# DATASET EXCERPTS

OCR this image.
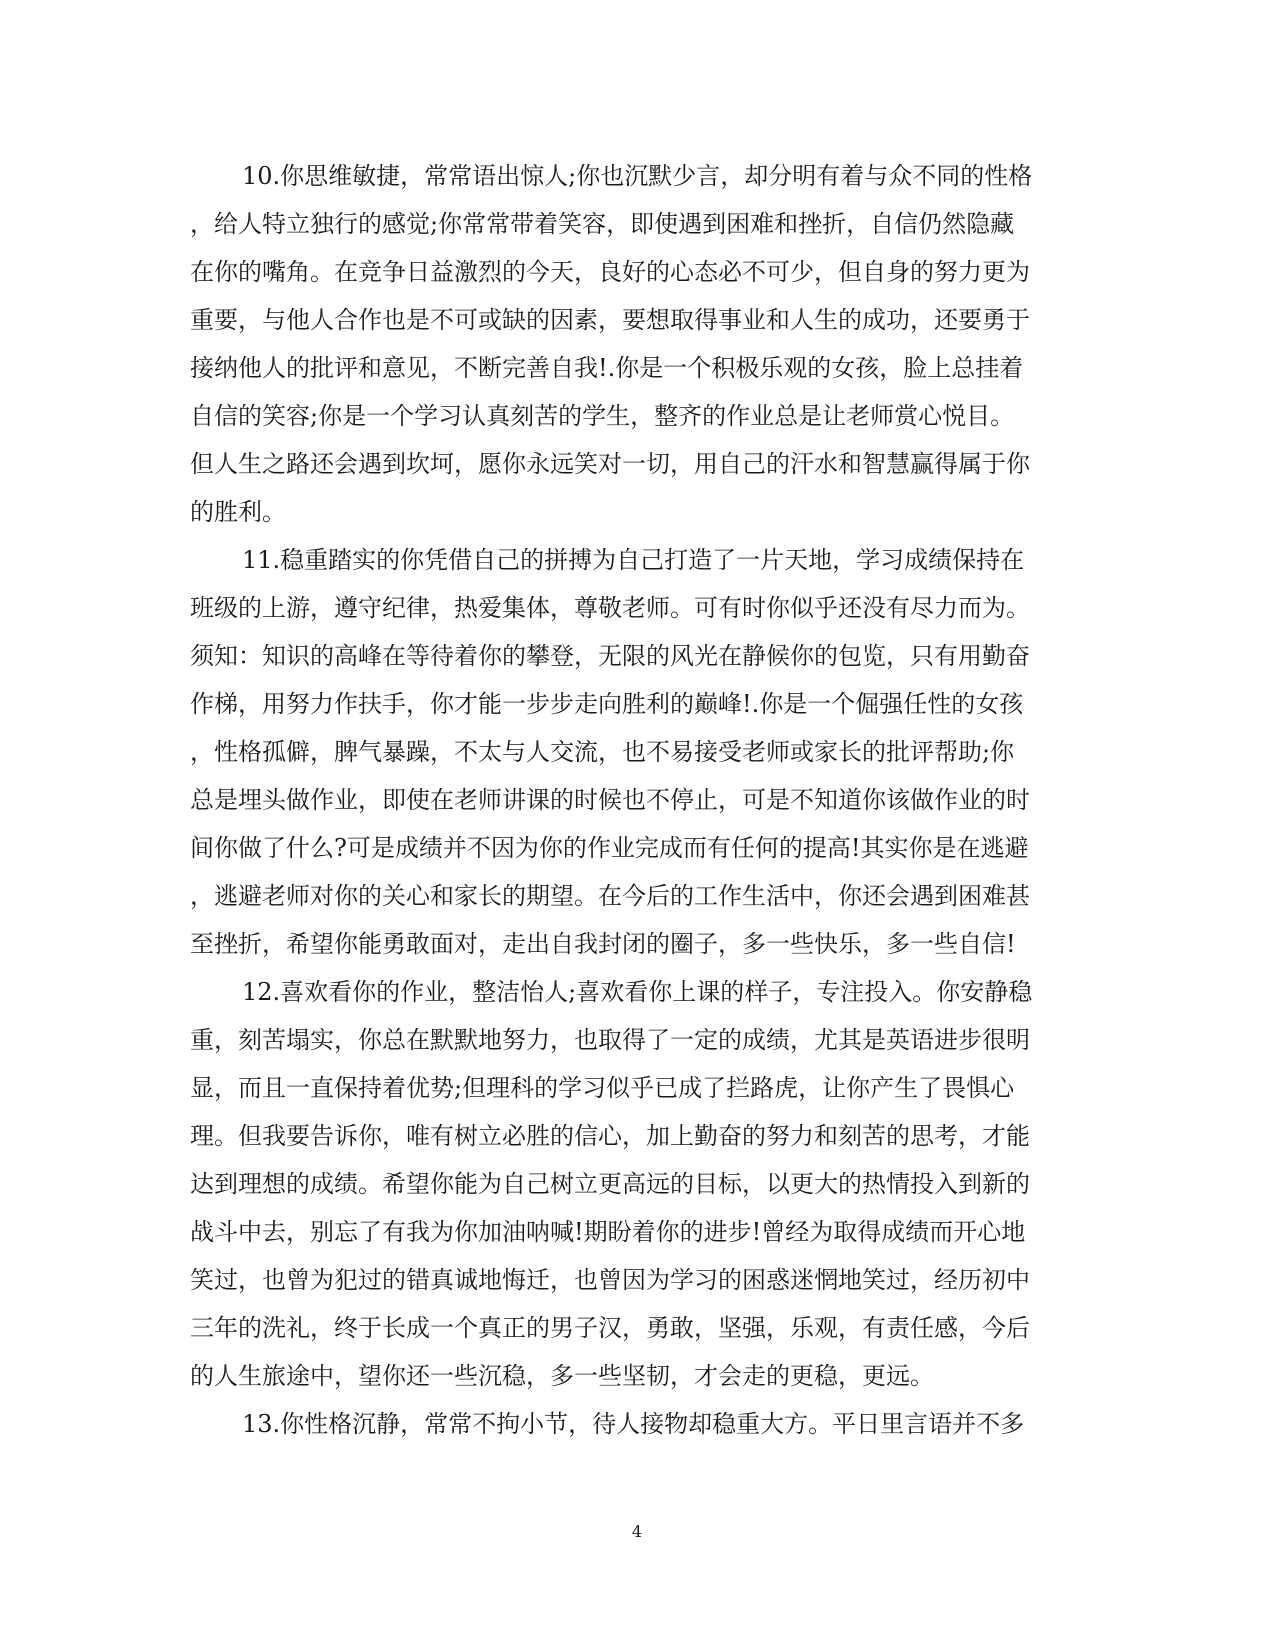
10.你思维敏捷，常常语出惊人;你也沉默少言，却分明有着与众不同的性格
，给人特立独行的感觉;你常常带着笑容，即使遇到困难和挫折，自信仍然隐藏
在你的嘴角。在竞争日益激烈的今天，良好的心态必不可少，但自身的努力更为
重要，与他人合作也是不可或缺的因素，要想取得事业和人生的成功，还要勇于
接纳他人的批评和意见，不断完善自我!.你是一个积极乐观的女孩，脸上总挂着
自信的笑容;你是一个学习认真刻苦的学生，整齐的作业总是让老师赏心悦目。
但人生之路还会遇到坎坷，愿你永远笑对一切，用自己的汗水和智慧赢得属于你
的胜利。
11.稳重踏实的你凭借自己的拼搏为自己打造了一片天地，学习成绩保持在
班级的上游，遵守纪律，热爱集体，尊敬老师。可有时你似乎还没有尽力而为。
须知：知识的高峰在等待着你的攀登，无限的风光在静候你的包览，只有用勤奋
作梯，用努力作扶手，你才能一步步走向胜利的巅峰!.你是一个倔强任性的女孩
，性格孤僻，脾气暴躁，不太与人交流，也不易接受老师或家长的批评帮助;你
总是埋头做作业，即使在老师讲课的时候也不停止，可是不知道你该做作业的时
间你做了什么?可是成绩并不因为你的作业完成而有任何的提高!其实你是在逃避
，逃避老师对你的关心和家长的期望。在今后的工作生活中，你还会遇到困难甚
至挫折，希望你能勇敢面对，走出自我封闭的圈子，多一些快乐，多一些自信!
12.喜欢看你的作业，整洁怡人;喜欢看你上课的样子，专注投入。你安静稳
重，刻苦塌实，你总在默默地努力，也取得了一定的成绩，尤其是英语进步很明
显，而且一直保持着优势;但理科的学习似乎已成了拦路虎，让你产生了畏惧心
理。但我要告诉你，唯有树立必胜的信心，加上勤奋的努力和刻苦的思考，才能
达到理想的成绩。希望你能为自己树立更高远的目标，以更大的热情投入到新的
战斗中去，别忘了有我为你加油呐喊!期盼着你的进步!曾经为取得成绩而开心地
笑过，也曾为犯过的错真诚地悔迁，也曾因为学习的困惑迷惘地笑过，经历初中
三年的洗礼，终于长成一个真正的男子汉，勇敢，坚强，乐观，有责任感，今后
的人生旅途中，望你还一些沉稳，多一些坚韧，才会走的更稳，更远。
13.你性格沉静，常常不拘小节，待人接物却稳重大方。平日里言语并不多
4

# WHAT IS EXPECTED
Transcribe every entry word for word, but omit the pictures.

# TASK SOLUTION
OCR this image.
10.你思维敏捷，常常语出惊人;你也沉默少言，却分明有着与众不同的性格
，给人特立独行的感觉;你常常带着笑容，即使遇到困难和挫折，自信仍然隐藏
在你的嘴角。在竞争日益激烈的今天，良好的心态必不可少，但自身的努力更为
重要，与他人合作也是不可或缺的因素，要想取得事业和人生的成功，还要勇于
接纳他人的批评和意见，不断完善自我!.你是一个积极乐观的女孩，脸上总挂着
自信的笑容;你是一个学习认真刻苦的学生，整齐的作业总是让老师赏心悦目。
但人生之路还会遇到坎坷，愿你永远笑对一切，用自己的汗水和智慧赢得属于你
的胜利。
11.稳重踏实的你凭借自己的拼搏为自己打造了一片天地，学习成绩保持在
班级的上游，遵守纪律，热爱集体，尊敬老师。可有时你似乎还没有尽力而为。
须知：知识的高峰在等待着你的攀登，无限的风光在静候你的包览，只有用勤奋
作梯，用努力作扶手，你才能一步步走向胜利的巅峰!.你是一个倔强任性的女孩
，性格孤僻，脾气暴躁，不太与人交流，也不易接受老师或家长的批评帮助;你
总是埋头做作业，即使在老师讲课的时候也不停止，可是不知道你该做作业的时
间你做了什么?可是成绩并不因为你的作业完成而有任何的提高!其实你是在逃避
，逃避老师对你的关心和家长的期望。在今后的工作生活中，你还会遇到困难甚
至挫折，希望你能勇敢面对，走出自我封闭的圈子，多一些快乐，多一些自信!
12.喜欢看你的作业，整洁怡人;喜欢看你上课的样子，专注投入。你安静稳
重，刻苦塌实，你总在默默地努力，也取得了一定的成绩，尤其是英语进步很明
显，而且一直保持着优势;但理科的学习似乎已成了拦路虎，让你产生了畏惧心
理。但我要告诉你，唯有树立必胜的信心，加上勤奋的努力和刻苦的思考，才能
达到理想的成绩。希望你能为自己树立更高远的目标，以更大的热情投入到新的
战斗中去，别忘了有我为你加油呐喊!期盼着你的进步!曾经为取得成绩而开心地
笑过，也曾为犯过的错真诚地悔迁，也曾因为学习的困惑迷惘地笑过，经历初中
三年的洗礼，终于长成一个真正的男子汉，勇敢，坚强，乐观，有责任感，今后
的人生旅途中，望你还一些沉稳，多一些坚韧，才会走的更稳，更远。
13.你性格沉静，常常不拘小节，待人接物却稳重大方。平日里言语并不多
4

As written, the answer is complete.